*PROBLEM REQUIREMENTS*.
State how many lines in these records contain the word "true", and nothing else.

*INPUT MATERIAL*.
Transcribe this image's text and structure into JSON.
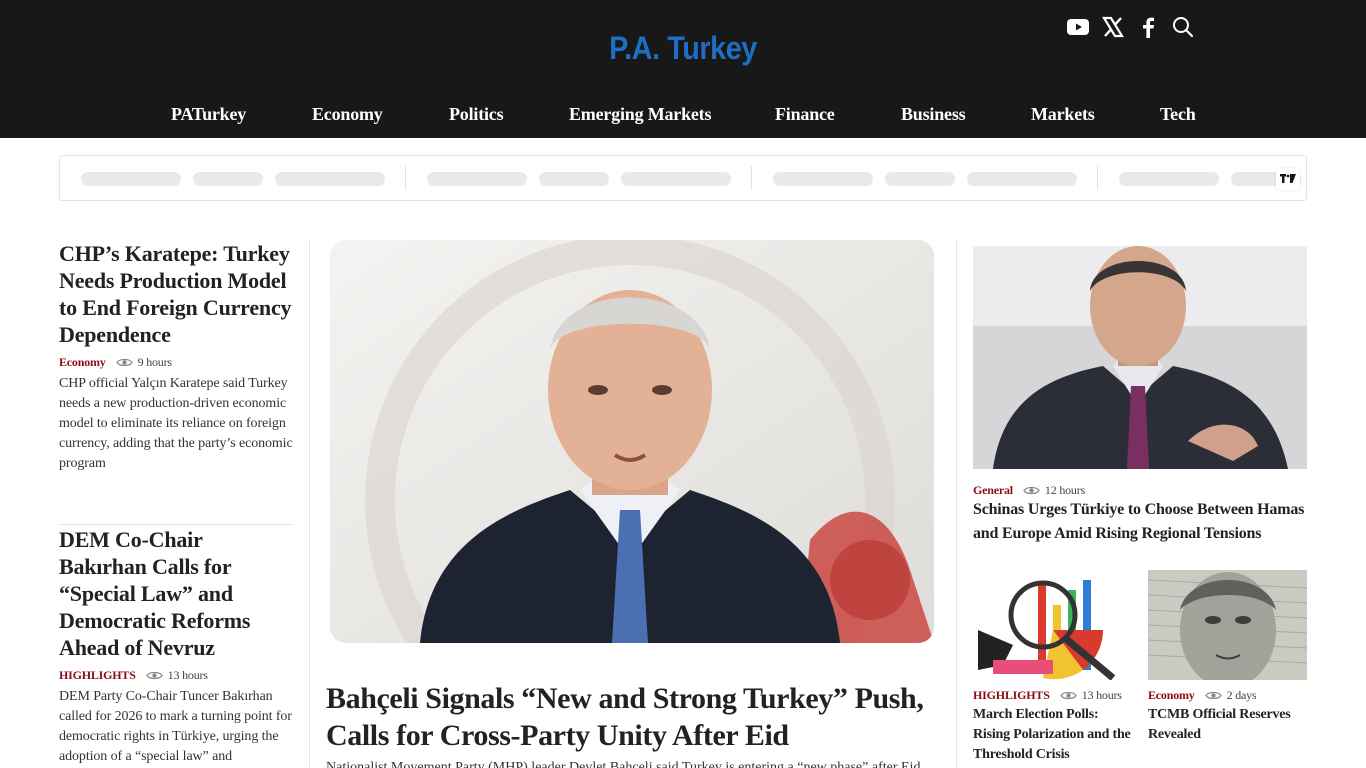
{
  "site": {
    "logo": "P.A. Turkey",
    "social_icons": [
      "youtube-icon",
      "x-icon",
      "facebook-icon",
      "search-icon"
    ],
    "brand_color": "#1e6fc4",
    "category_color": "#8b0d14"
  },
  "nav": {
    "items": [
      {
        "label": "PATurkey"
      },
      {
        "label": "Economy"
      },
      {
        "label": "Politics"
      },
      {
        "label": "Emerging Markets"
      },
      {
        "label": "Finance"
      },
      {
        "label": "Business"
      },
      {
        "label": "Markets"
      },
      {
        "label": "Tech"
      }
    ]
  },
  "left": {
    "articles": [
      {
        "title": "CHP’s Karatepe: Turkey Needs Production Model to End Foreign Currency Dependence",
        "category": "Economy",
        "time": "9 hours",
        "excerpt": "CHP official Yalçın Karatepe said Turkey needs a new production-driven economic model to eliminate its reliance on foreign currency, adding that the party’s economic program"
      },
      {
        "title": "DEM Co-Chair Bakırhan Calls for “Special Law” and Democratic Reforms Ahead of Nevruz",
        "category": "HIGHLIGHTS",
        "time": "13 hours",
        "excerpt": "DEM Party Co-Chair Tuncer Bakırhan called for 2026 to mark a turning point for democratic rights in Türkiye, urging the adoption of a “special law” and"
      }
    ]
  },
  "center": {
    "title": "Bahçeli Signals “New and Strong Turkey” Push, Calls for Cross-Party Unity After Eid",
    "excerpt": "Nationalist Movement Party (MHP) leader Devlet Bahçeli said Turkey is entering a “new phase” after Eid"
  },
  "right": {
    "main": {
      "category": "General",
      "time": "12 hours",
      "title": "Schinas Urges Türkiye to Choose Between Hamas and Europe Amid Rising Regional Tensions"
    },
    "small": [
      {
        "category": "HIGHLIGHTS",
        "time": "13 hours",
        "title": "March Election Polls: Rising Polarization and the Threshold Crisis"
      },
      {
        "category": "Economy",
        "time": "2 days",
        "title": "TCMB Official Reserves Revealed"
      }
    ]
  }
}
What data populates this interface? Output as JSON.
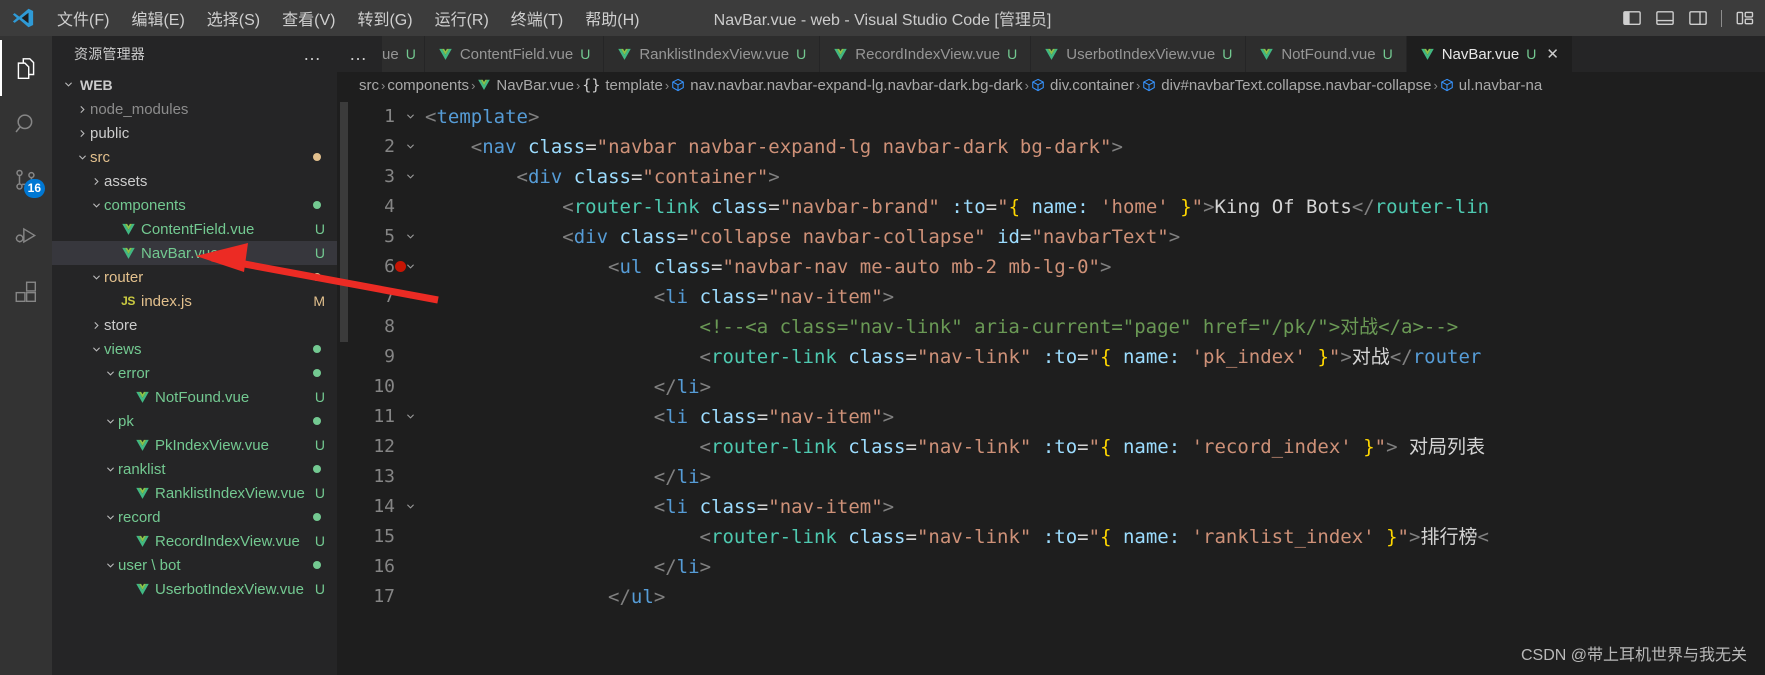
{
  "window": {
    "title": "NavBar.vue - web - Visual Studio Code [管理员]",
    "logo_icon": "vscode-logo-icon"
  },
  "menubar": {
    "items": [
      {
        "label": "文件(F)",
        "name": "menu-file"
      },
      {
        "label": "编辑(E)",
        "name": "menu-edit"
      },
      {
        "label": "选择(S)",
        "name": "menu-selection"
      },
      {
        "label": "查看(V)",
        "name": "menu-view"
      },
      {
        "label": "转到(G)",
        "name": "menu-go"
      },
      {
        "label": "运行(R)",
        "name": "menu-run"
      },
      {
        "label": "终端(T)",
        "name": "menu-terminal"
      },
      {
        "label": "帮助(H)",
        "name": "menu-help"
      }
    ]
  },
  "layout_controls": [
    {
      "name": "toggle-primary-sidebar-icon"
    },
    {
      "name": "toggle-panel-icon"
    },
    {
      "name": "toggle-secondary-sidebar-icon"
    },
    {
      "name": "customize-layout-icon"
    }
  ],
  "activitybar": {
    "items": [
      {
        "name": "explorer-icon",
        "label": "资源管理器",
        "active": true,
        "badge": ""
      },
      {
        "name": "search-icon",
        "label": "搜索",
        "active": false,
        "badge": ""
      },
      {
        "name": "source-control-icon",
        "label": "源代码管理",
        "active": false,
        "badge": "16"
      },
      {
        "name": "run-and-debug-icon",
        "label": "运行和调试",
        "active": false,
        "badge": ""
      },
      {
        "name": "extensions-icon",
        "label": "扩展",
        "active": false,
        "badge": ""
      }
    ]
  },
  "sidebar": {
    "title": "资源管理器",
    "ellipsis": "…",
    "root_label": "WEB",
    "tree": [
      {
        "label": "node_modules",
        "indent": 1,
        "type": "folder",
        "state": "collapsed",
        "color": "#8c8c8c",
        "status": "",
        "dot": ""
      },
      {
        "label": "public",
        "indent": 1,
        "type": "folder",
        "state": "collapsed",
        "color": "#cccccc",
        "status": "",
        "dot": ""
      },
      {
        "label": "src",
        "indent": 1,
        "type": "folder",
        "state": "expanded",
        "color": "#e2c08d",
        "status": "",
        "dot": "#e2c08d"
      },
      {
        "label": "assets",
        "indent": 2,
        "type": "folder",
        "state": "collapsed",
        "color": "#cccccc",
        "status": "",
        "dot": ""
      },
      {
        "label": "components",
        "indent": 2,
        "type": "folder",
        "state": "expanded",
        "color": "#73c991",
        "status": "",
        "dot": "#73c991"
      },
      {
        "label": "ContentField.vue",
        "indent": 3,
        "type": "vue",
        "state": "none",
        "color": "#73c991",
        "status": "U",
        "dot": ""
      },
      {
        "label": "NavBar.vue",
        "indent": 3,
        "type": "vue",
        "state": "none",
        "color": "#73c991",
        "status": "U",
        "dot": "",
        "selected": true
      },
      {
        "label": "router",
        "indent": 2,
        "type": "folder",
        "state": "expanded",
        "color": "#e2c08d",
        "status": "",
        "dot": "#e2c08d"
      },
      {
        "label": "index.js",
        "indent": 3,
        "type": "js",
        "state": "none",
        "color": "#e2c08d",
        "status": "M",
        "dot": ""
      },
      {
        "label": "store",
        "indent": 2,
        "type": "folder",
        "state": "collapsed",
        "color": "#cccccc",
        "status": "",
        "dot": ""
      },
      {
        "label": "views",
        "indent": 2,
        "type": "folder",
        "state": "expanded",
        "color": "#73c991",
        "status": "",
        "dot": "#73c991"
      },
      {
        "label": "error",
        "indent": 3,
        "type": "folder",
        "state": "expanded",
        "color": "#73c991",
        "status": "",
        "dot": "#73c991"
      },
      {
        "label": "NotFound.vue",
        "indent": 4,
        "type": "vue",
        "state": "none",
        "color": "#73c991",
        "status": "U",
        "dot": ""
      },
      {
        "label": "pk",
        "indent": 3,
        "type": "folder",
        "state": "expanded",
        "color": "#73c991",
        "status": "",
        "dot": "#73c991"
      },
      {
        "label": "PkIndexView.vue",
        "indent": 4,
        "type": "vue",
        "state": "none",
        "color": "#73c991",
        "status": "U",
        "dot": ""
      },
      {
        "label": "ranklist",
        "indent": 3,
        "type": "folder",
        "state": "expanded",
        "color": "#73c991",
        "status": "",
        "dot": "#73c991"
      },
      {
        "label": "RanklistIndexView.vue",
        "indent": 4,
        "type": "vue",
        "state": "none",
        "color": "#73c991",
        "status": "U",
        "dot": ""
      },
      {
        "label": "record",
        "indent": 3,
        "type": "folder",
        "state": "expanded",
        "color": "#73c991",
        "status": "",
        "dot": "#73c991"
      },
      {
        "label": "RecordIndexView.vue",
        "indent": 4,
        "type": "vue",
        "state": "none",
        "color": "#73c991",
        "status": "U",
        "dot": ""
      },
      {
        "label": "user \\ bot",
        "indent": 3,
        "type": "folder",
        "state": "expanded",
        "color": "#73c991",
        "status": "",
        "dot": "#73c991"
      },
      {
        "label": "UserbotIndexView.vue",
        "indent": 4,
        "type": "vue",
        "state": "none",
        "color": "#73c991",
        "status": "U",
        "dot": ""
      }
    ]
  },
  "tabs": {
    "overflow_icon": "…",
    "partial_label": "ue",
    "partial_status": "U",
    "items": [
      {
        "label": "ContentField.vue",
        "status": "U",
        "active": false
      },
      {
        "label": "RanklistIndexView.vue",
        "status": "U",
        "active": false
      },
      {
        "label": "RecordIndexView.vue",
        "status": "U",
        "active": false
      },
      {
        "label": "UserbotIndexView.vue",
        "status": "U",
        "active": false
      },
      {
        "label": "NotFound.vue",
        "status": "U",
        "active": false
      },
      {
        "label": "NavBar.vue",
        "status": "U",
        "active": true,
        "close": "✕"
      }
    ]
  },
  "breadcrumbs": {
    "separator": "›",
    "items": [
      {
        "label": "src",
        "icon": ""
      },
      {
        "label": "components",
        "icon": ""
      },
      {
        "label": "NavBar.vue",
        "icon": "vue-file-icon"
      },
      {
        "label": "template",
        "icon": "braces-icon"
      },
      {
        "label": "nav.navbar.navbar-expand-lg.navbar-dark.bg-dark",
        "icon": "symbol-field-icon"
      },
      {
        "label": "div.container",
        "icon": "symbol-field-icon"
      },
      {
        "label": "div#navbarText.collapse.navbar-collapse",
        "icon": "symbol-field-icon"
      },
      {
        "label": "ul.navbar-na",
        "icon": "symbol-field-icon"
      }
    ]
  },
  "code": {
    "lines": [
      {
        "num": "1",
        "fold": "down",
        "breakpoint": false
      },
      {
        "num": "2",
        "fold": "down",
        "breakpoint": false
      },
      {
        "num": "3",
        "fold": "down",
        "breakpoint": false
      },
      {
        "num": "4",
        "fold": "",
        "breakpoint": false
      },
      {
        "num": "5",
        "fold": "down",
        "breakpoint": false
      },
      {
        "num": "6",
        "fold": "down",
        "breakpoint": true
      },
      {
        "num": "7",
        "fold": "down",
        "breakpoint": false
      },
      {
        "num": "8",
        "fold": "",
        "breakpoint": false
      },
      {
        "num": "9",
        "fold": "",
        "breakpoint": false
      },
      {
        "num": "10",
        "fold": "",
        "breakpoint": false
      },
      {
        "num": "11",
        "fold": "down",
        "breakpoint": false
      },
      {
        "num": "12",
        "fold": "",
        "breakpoint": false
      },
      {
        "num": "13",
        "fold": "",
        "breakpoint": false
      },
      {
        "num": "14",
        "fold": "down",
        "breakpoint": false
      },
      {
        "num": "15",
        "fold": "",
        "breakpoint": false
      },
      {
        "num": "16",
        "fold": "",
        "breakpoint": false
      },
      {
        "num": "17",
        "fold": "",
        "breakpoint": false
      }
    ],
    "source_text": [
      "<template>",
      "    <nav class=\"navbar navbar-expand-lg navbar-dark bg-dark\">",
      "        <div class=\"container\">",
      "            <router-link class=\"navbar-brand\" :to=\"{ name: 'home' }\">King Of Bots</router-lin",
      "            <div class=\"collapse navbar-collapse\" id=\"navbarText\">",
      "                <ul class=\"navbar-nav me-auto mb-2 mb-lg-0\">",
      "                    <li class=\"nav-item\">",
      "                        <!--<a class=\"nav-link\" aria-current=\"page\" href=\"/pk/\">对战</a>-->",
      "                        <router-link class=\"nav-link\" :to=\"{ name: 'pk_index' }\">对战</router",
      "                    </li>",
      "                    <li class=\"nav-item\">",
      "                        <router-link class=\"nav-link\" :to=\"{ name: 'record_index' }\"> 对局列表",
      "                    </li>",
      "                    <li class=\"nav-item\">",
      "                        <router-link class=\"nav-link\" :to=\"{ name: 'ranklist_index' }\">排行榜<",
      "                    </li>",
      "                </ul>"
    ]
  },
  "watermark": {
    "text": "CSDN @带上耳机世界与我无关"
  },
  "colors": {
    "titlebar_bg": "#3c3c3c",
    "activitybar_bg": "#333333",
    "sidebar_bg": "#252526",
    "editor_bg": "#1e1e1e",
    "accent_badge": "#0078d4",
    "git_untracked": "#73c991",
    "git_modified": "#e2c08d",
    "arrow": "#ec2b24",
    "selection_row": "#37373d"
  }
}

*ANSWER TO THE PROBLEM*.
4